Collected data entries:
----------------
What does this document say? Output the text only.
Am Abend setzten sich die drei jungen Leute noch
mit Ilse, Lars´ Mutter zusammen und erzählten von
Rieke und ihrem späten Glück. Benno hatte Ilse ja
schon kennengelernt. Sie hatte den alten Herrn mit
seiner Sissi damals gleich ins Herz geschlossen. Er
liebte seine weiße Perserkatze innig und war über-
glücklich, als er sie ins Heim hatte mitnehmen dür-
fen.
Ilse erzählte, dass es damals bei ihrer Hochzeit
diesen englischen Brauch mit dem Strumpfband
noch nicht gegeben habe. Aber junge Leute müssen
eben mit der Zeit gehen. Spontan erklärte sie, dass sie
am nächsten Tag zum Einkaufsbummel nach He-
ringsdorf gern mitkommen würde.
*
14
----------------
Copy all data exactly, start to finish.

WORKED SOLUTION>
What does this document say? Output the text only.
Am Abend setzten sich die drei jungen Leute noch
mit Ilse, Lars´ Mutter zusammen und erzählten von
Rieke und ihrem späten Glück. Benno hatte Ilse ja
schon kennengelernt. Sie hatte den alten Herrn mit
seiner Sissi damals gleich ins Herz geschlossen. Er
liebte seine weiße Perserkatze innig und war über-
glücklich, als er sie ins Heim hatte mitnehmen dür-
fen.
Ilse erzählte, dass es damals bei ihrer Hochzeit
diesen englischen Brauch mit dem Strumpfband
noch nicht gegeben habe. Aber junge Leute müssen
eben mit der Zeit gehen. Spontan erklärte sie, dass sie
am nächsten Tag zum Einkaufsbummel nach He-
ringsdorf gern mitkommen würde.
*
14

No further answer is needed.